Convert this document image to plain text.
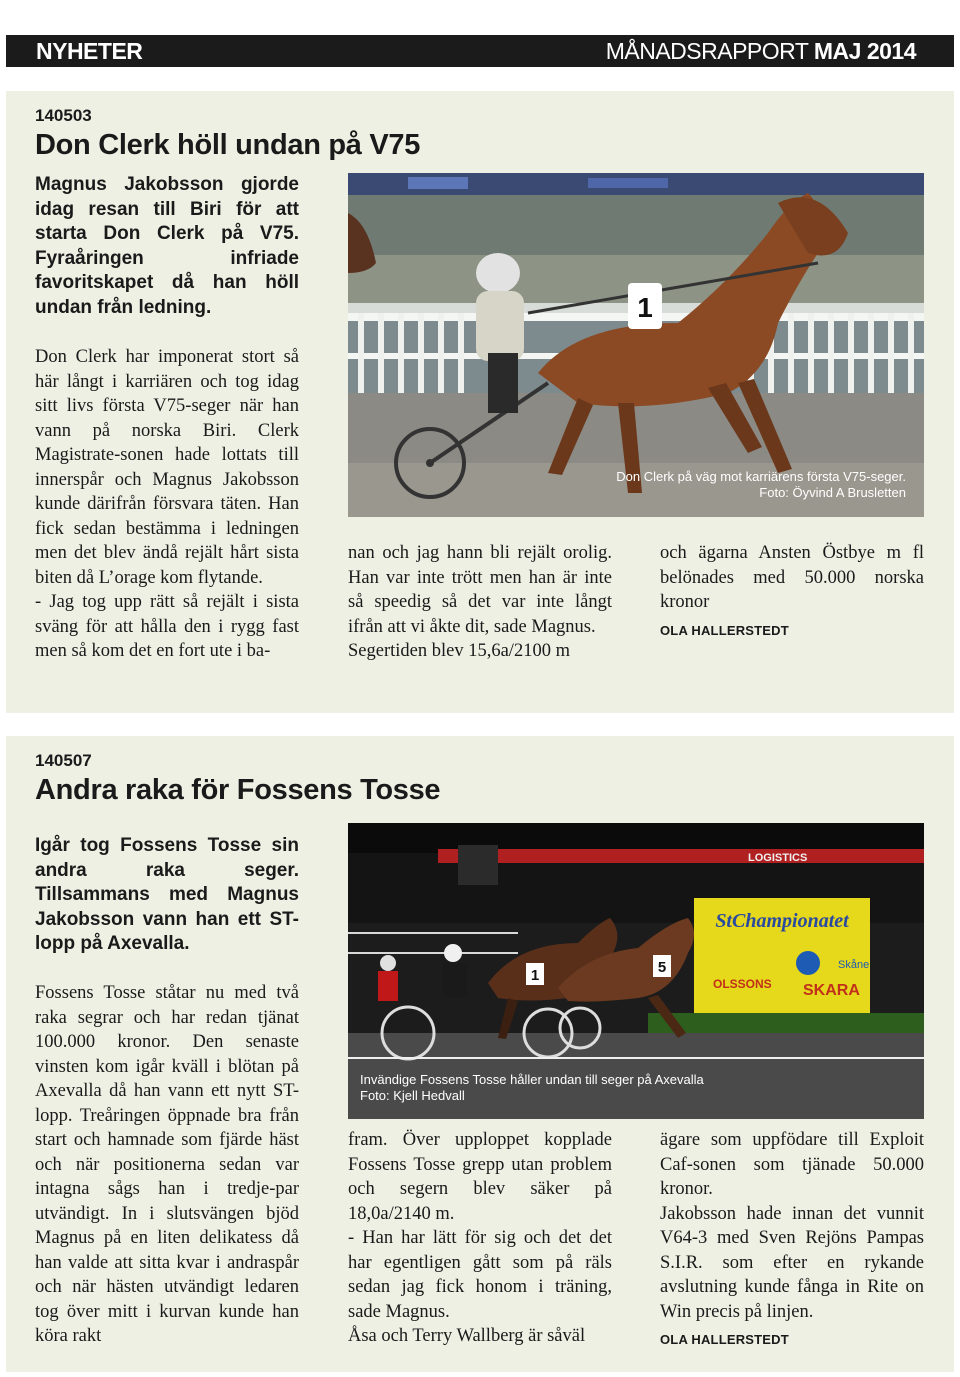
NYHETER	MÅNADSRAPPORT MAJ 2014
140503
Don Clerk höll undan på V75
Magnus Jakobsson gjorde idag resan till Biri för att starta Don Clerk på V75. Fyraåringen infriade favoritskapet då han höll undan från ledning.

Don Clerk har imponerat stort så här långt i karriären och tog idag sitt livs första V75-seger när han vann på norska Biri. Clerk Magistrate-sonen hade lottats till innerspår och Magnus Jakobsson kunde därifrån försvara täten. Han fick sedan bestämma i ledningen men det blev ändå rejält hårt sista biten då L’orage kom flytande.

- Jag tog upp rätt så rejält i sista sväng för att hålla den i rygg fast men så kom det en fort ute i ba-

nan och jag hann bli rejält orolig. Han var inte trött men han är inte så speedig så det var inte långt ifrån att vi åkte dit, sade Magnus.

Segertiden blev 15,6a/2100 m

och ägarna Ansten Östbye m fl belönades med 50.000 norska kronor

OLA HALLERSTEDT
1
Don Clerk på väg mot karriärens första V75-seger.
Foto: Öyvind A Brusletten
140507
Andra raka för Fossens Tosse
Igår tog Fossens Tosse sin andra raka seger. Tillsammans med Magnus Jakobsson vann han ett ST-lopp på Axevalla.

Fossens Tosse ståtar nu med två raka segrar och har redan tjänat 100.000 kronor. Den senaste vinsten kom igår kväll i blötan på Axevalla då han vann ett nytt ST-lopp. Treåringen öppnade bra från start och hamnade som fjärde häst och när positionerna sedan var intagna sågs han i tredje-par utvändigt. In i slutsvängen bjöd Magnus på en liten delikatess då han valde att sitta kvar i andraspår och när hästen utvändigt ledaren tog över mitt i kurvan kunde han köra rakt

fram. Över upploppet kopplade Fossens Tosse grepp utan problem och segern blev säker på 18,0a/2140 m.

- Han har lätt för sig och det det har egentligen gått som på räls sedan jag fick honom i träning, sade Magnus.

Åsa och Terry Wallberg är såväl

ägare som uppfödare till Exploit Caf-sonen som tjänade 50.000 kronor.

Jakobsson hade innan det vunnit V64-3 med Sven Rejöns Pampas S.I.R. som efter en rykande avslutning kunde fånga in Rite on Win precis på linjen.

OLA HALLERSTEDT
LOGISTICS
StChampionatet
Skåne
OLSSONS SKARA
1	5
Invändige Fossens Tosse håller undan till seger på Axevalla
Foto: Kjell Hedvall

----------

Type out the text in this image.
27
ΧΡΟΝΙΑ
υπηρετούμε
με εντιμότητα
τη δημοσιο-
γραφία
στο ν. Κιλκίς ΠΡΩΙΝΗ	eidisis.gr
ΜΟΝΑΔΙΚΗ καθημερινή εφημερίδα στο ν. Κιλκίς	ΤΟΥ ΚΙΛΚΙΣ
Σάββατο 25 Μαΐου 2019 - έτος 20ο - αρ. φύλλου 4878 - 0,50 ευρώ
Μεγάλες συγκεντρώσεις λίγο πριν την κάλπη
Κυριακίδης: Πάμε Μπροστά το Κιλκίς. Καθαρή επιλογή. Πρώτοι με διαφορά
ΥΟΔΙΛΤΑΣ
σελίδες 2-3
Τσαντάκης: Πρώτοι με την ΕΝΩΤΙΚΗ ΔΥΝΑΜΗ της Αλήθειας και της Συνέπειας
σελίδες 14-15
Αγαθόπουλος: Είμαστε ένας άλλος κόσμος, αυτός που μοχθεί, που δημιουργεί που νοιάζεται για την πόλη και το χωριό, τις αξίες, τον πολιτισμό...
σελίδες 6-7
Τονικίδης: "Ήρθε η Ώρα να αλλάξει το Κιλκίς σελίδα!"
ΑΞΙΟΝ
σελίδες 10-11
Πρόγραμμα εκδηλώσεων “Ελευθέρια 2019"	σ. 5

----------

What is required:
Find the word "Axevalla" and list each line it appears in.

Solved problem:
Igår tog Fossens Tosse sin andra raka seger. Tillsammans med Magnus Jakobsson vann han ett ST-lopp på Axevalla.
Fossens Tosse ståtar nu med två raka segrar och har redan tjänat 100.000 kronor. Den senaste vinsten kom igår kväll i blötan på Axevalla då han vann ett nytt ST-lopp. Treåringen öppnade bra från start och hamnade som fjärde häst och när positionerna sedan var intagna sågs han i tredje-par utvändigt. In i slutsvängen bjöd Magnus på en liten delikatess då han valde att sitta kvar i andraspår och när hästen utvändigt ledaren tog över mitt i kurvan kunde han köra rakt
Invändige Fossens Tosse håller undan till seger på Axevalla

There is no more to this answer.